Input for this task>
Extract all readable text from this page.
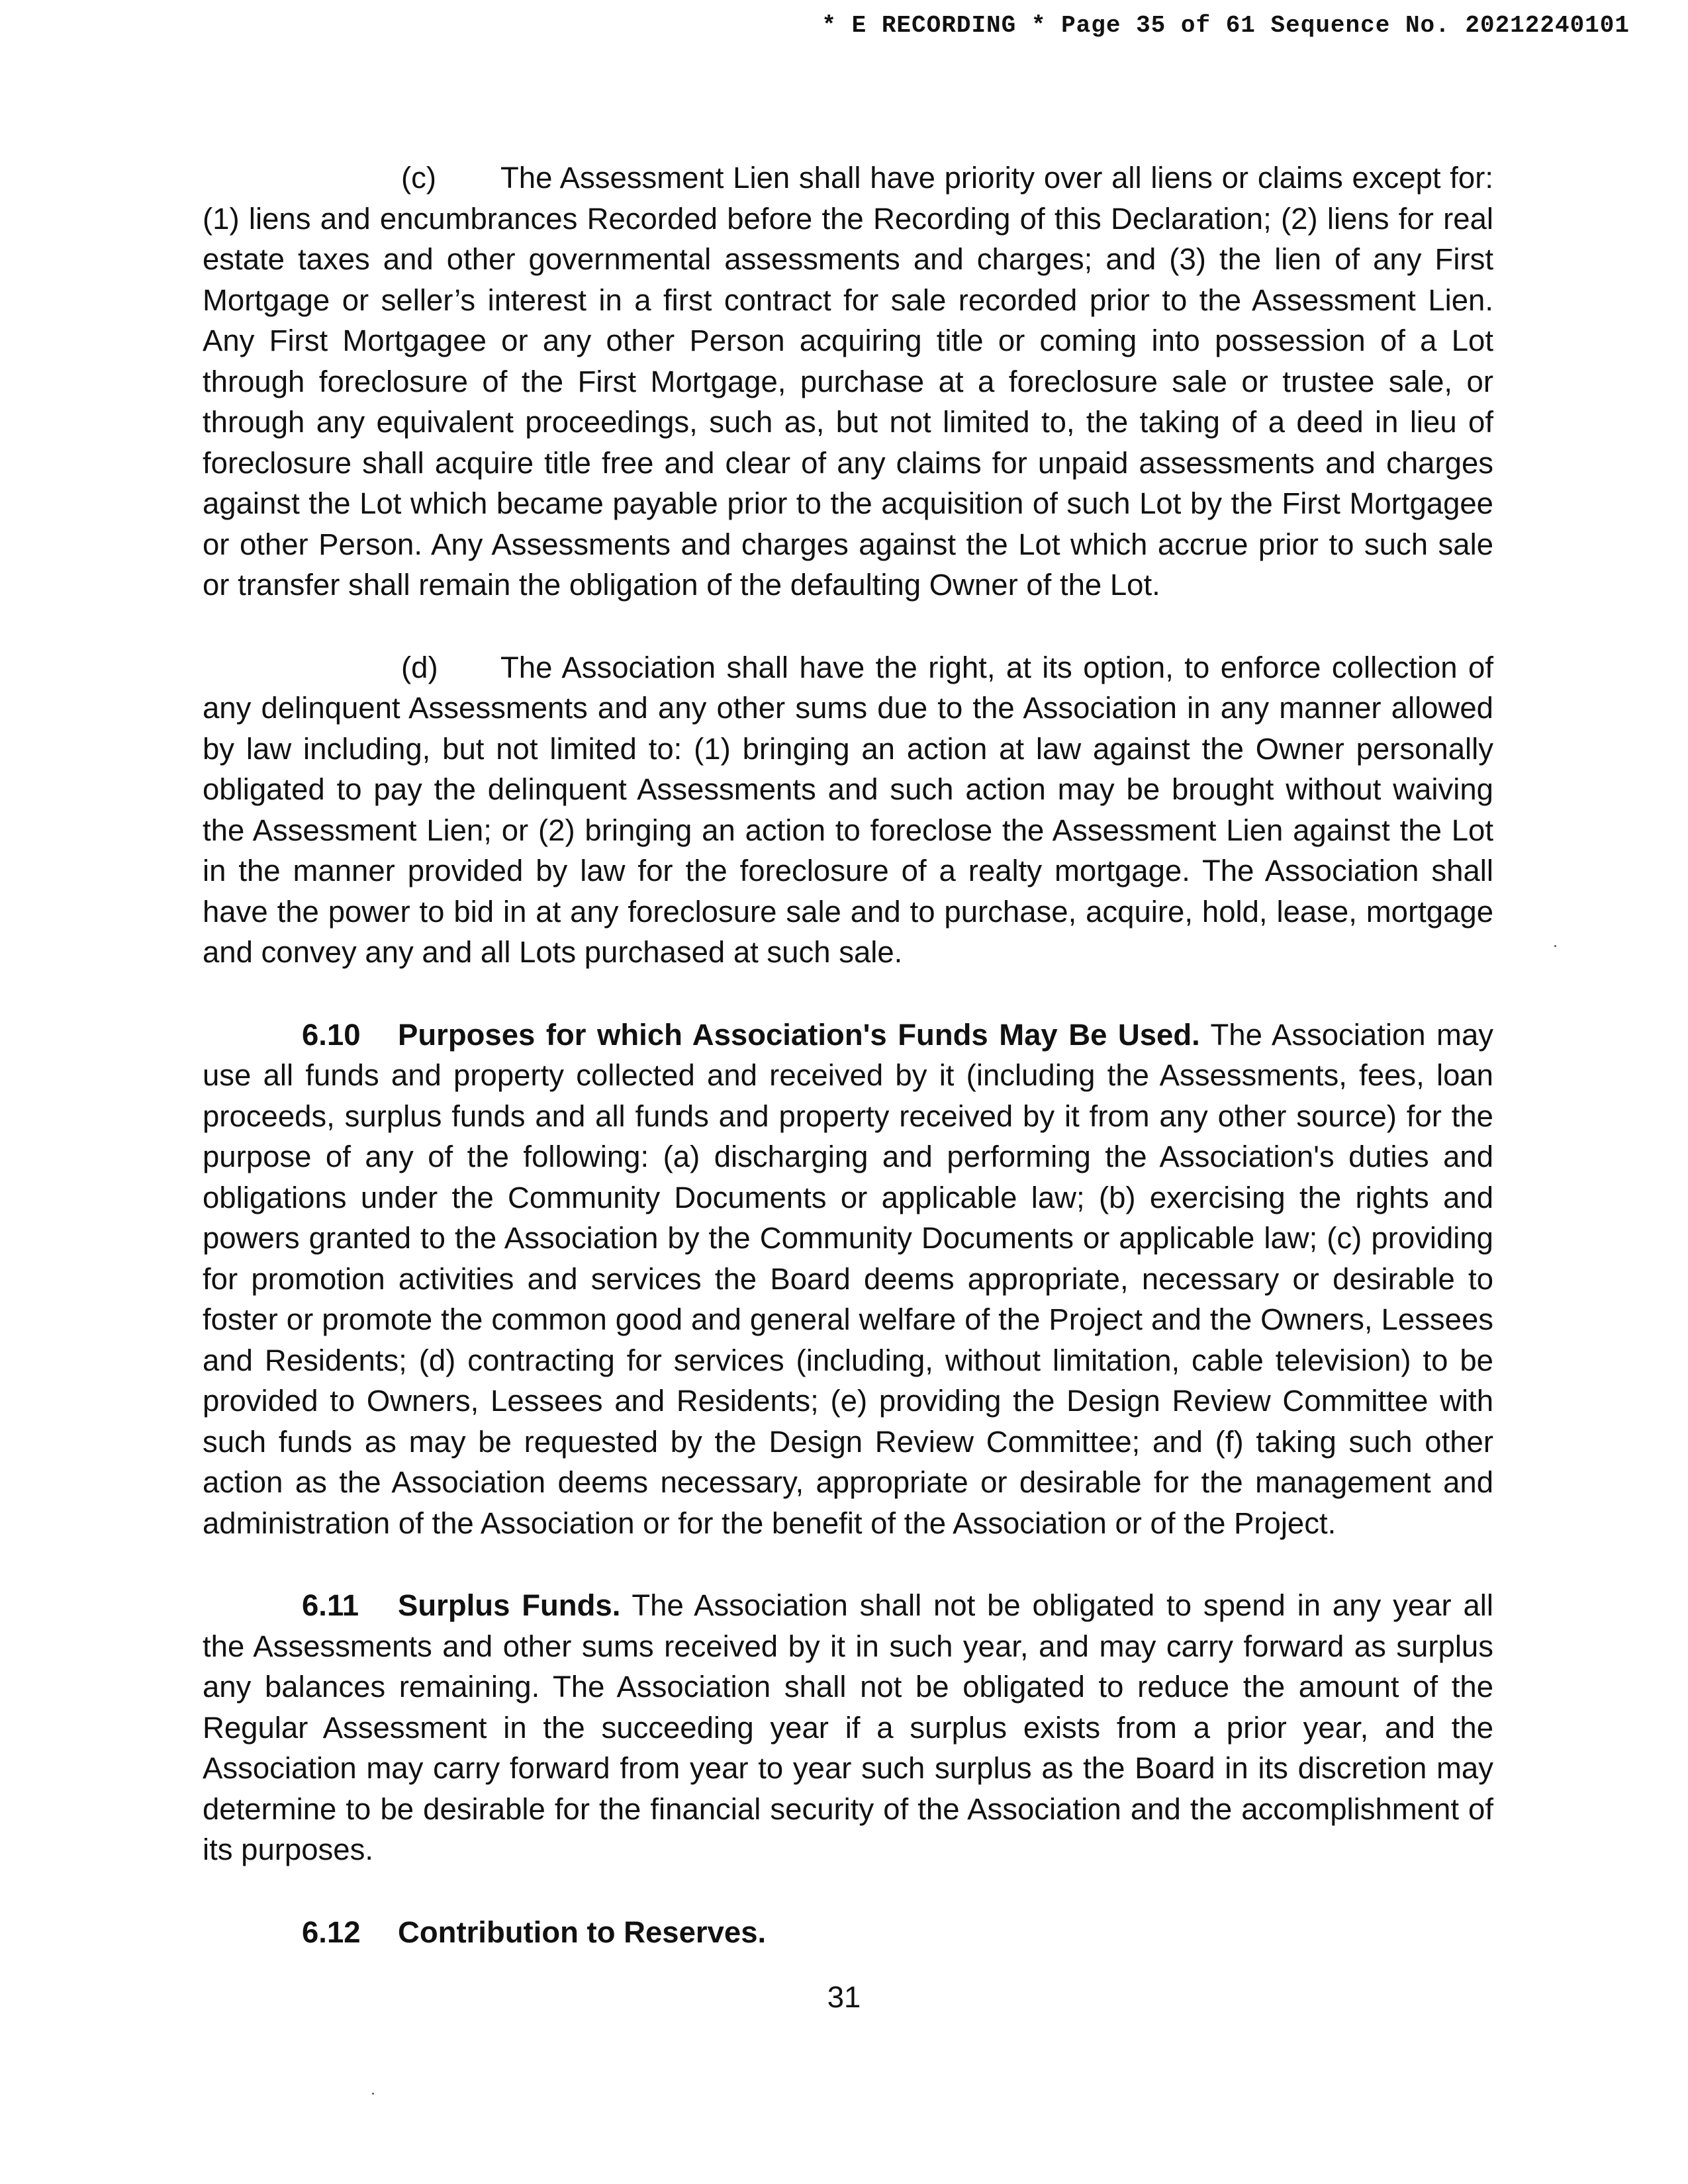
* E RECORDING * Page 35 of 61 Sequence No. 20212240101

(c) The Assessment Lien shall have priority over all liens or claims except for: (1) liens and encumbrances Recorded before the Recording of this Declaration; (2) liens for real estate taxes and other governmental assessments and charges; and (3) the lien of any First Mortgage or seller’s interest in a first contract for sale recorded prior to the Assessment Lien. Any First Mortgagee or any other Person acquiring title or coming into possession of a Lot through foreclosure of the First Mortgage, purchase at a foreclosure sale or trustee sale, or through any equivalent proceedings, such as, but not limited to, the taking of a deed in lieu of foreclosure shall acquire title free and clear of any claims for unpaid assessments and charges against the Lot which became payable prior to the acquisition of such Lot by the First Mortgagee or other Person. Any Assessments and charges against the Lot which accrue prior to such sale or transfer shall remain the obligation of the defaulting Owner of the Lot.

(d) The Association shall have the right, at its option, to enforce collection of any delinquent Assessments and any other sums due to the Association in any manner allowed by law including, but not limited to: (1) bringing an action at law against the Owner personally obligated to pay the delinquent Assessments and such action may be brought without waiving the Assessment Lien; or (2) bringing an action to foreclose the Assessment Lien against the Lot in the manner provided by law for the foreclosure of a realty mortgage. The Association shall have the power to bid in at any foreclosure sale and to purchase, acquire, hold, lease, mortgage and convey any and all Lots purchased at such sale.

6.10 Purposes for which Association's Funds May Be Used. The Association may use all funds and property collected and received by it (including the Assessments, fees, loan proceeds, surplus funds and all funds and property received by it from any other source) for the purpose of any of the following: (a) discharging and performing the Association's duties and obligations under the Community Documents or applicable law; (b) exercising the rights and powers granted to the Association by the Community Documents or applicable law; (c) providing for promotion activities and services the Board deems appropriate, necessary or desirable to foster or promote the common good and general welfare of the Project and the Owners, Lessees and Residents; (d) contracting for services (including, without limitation, cable television) to be provided to Owners, Lessees and Residents; (e) providing the Design Review Committee with such funds as may be requested by the Design Review Committee; and (f) taking such other action as the Association deems necessary, appropriate or desirable for the management and administration of the Association or for the benefit of the Association or of the Project.

6.11 Surplus Funds. The Association shall not be obligated to spend in any year all the Assessments and other sums received by it in such year, and may carry forward as surplus any balances remaining. The Association shall not be obligated to reduce the amount of the Regular Assessment in the succeeding year if a surplus exists from a prior year, and the Association may carry forward from year to year such surplus as the Board in its discretion may determine to be desirable for the financial security of the Association and the accomplishment of its purposes.

6.12 Contribution to Reserves.

31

What to produce>
Omit every picture, then reproduce the rest of the listing exactly.

Exercise output>
Extract all readable text from this page.
* E RECORDING * Page 35 of 61 Sequence No. 20212240101

(c) The Assessment Lien shall have priority over all liens or claims except for: (1) liens and encumbrances Recorded before the Recording of this Declaration; (2) liens for real estate taxes and other governmental assessments and charges; and (3) the lien of any First Mortgage or seller’s interest in a first contract for sale recorded prior to the Assessment Lien. Any First Mortgagee or any other Person acquiring title or coming into possession of a Lot through foreclosure of the First Mortgage, purchase at a foreclosure sale or trustee sale, or through any equivalent proceedings, such as, but not limited to, the taking of a deed in lieu of foreclosure shall acquire title free and clear of any claims for unpaid assessments and charges against the Lot which became payable prior to the acquisition of such Lot by the First Mortgagee or other Person. Any Assessments and charges against the Lot which accrue prior to such sale or transfer shall remain the obligation of the defaulting Owner of the Lot.

(d) The Association shall have the right, at its option, to enforce collection of any delinquent Assessments and any other sums due to the Association in any manner allowed by law including, but not limited to: (1) bringing an action at law against the Owner personally obligated to pay the delinquent Assessments and such action may be brought without waiving the Assessment Lien; or (2) bringing an action to foreclose the Assessment Lien against the Lot in the manner provided by law for the foreclosure of a realty mortgage. The Association shall have the power to bid in at any foreclosure sale and to purchase, acquire, hold, lease, mortgage and convey any and all Lots purchased at such sale.

6.10 Purposes for which Association's Funds May Be Used. The Association may use all funds and property collected and received by it (including the Assessments, fees, loan proceeds, surplus funds and all funds and property received by it from any other source) for the purpose of any of the following: (a) discharging and performing the Association's duties and obligations under the Community Documents or applicable law; (b) exercising the rights and powers granted to the Association by the Community Documents or applicable law; (c) providing for promotion activities and services the Board deems appropriate, necessary or desirable to foster or promote the common good and general welfare of the Project and the Owners, Lessees and Residents; (d) contracting for services (including, without limitation, cable television) to be provided to Owners, Lessees and Residents; (e) providing the Design Review Committee with such funds as may be requested by the Design Review Committee; and (f) taking such other action as the Association deems necessary, appropriate or desirable for the management and administration of the Association or for the benefit of the Association or of the Project.

6.11 Surplus Funds. The Association shall not be obligated to spend in any year all the Assessments and other sums received by it in such year, and may carry forward as surplus any balances remaining. The Association shall not be obligated to reduce the amount of the Regular Assessment in the succeeding year if a surplus exists from a prior year, and the Association may carry forward from year to year such surplus as the Board in its discretion may determine to be desirable for the financial security of the Association and the accomplishment of its purposes.

6.12 Contribution to Reserves.

31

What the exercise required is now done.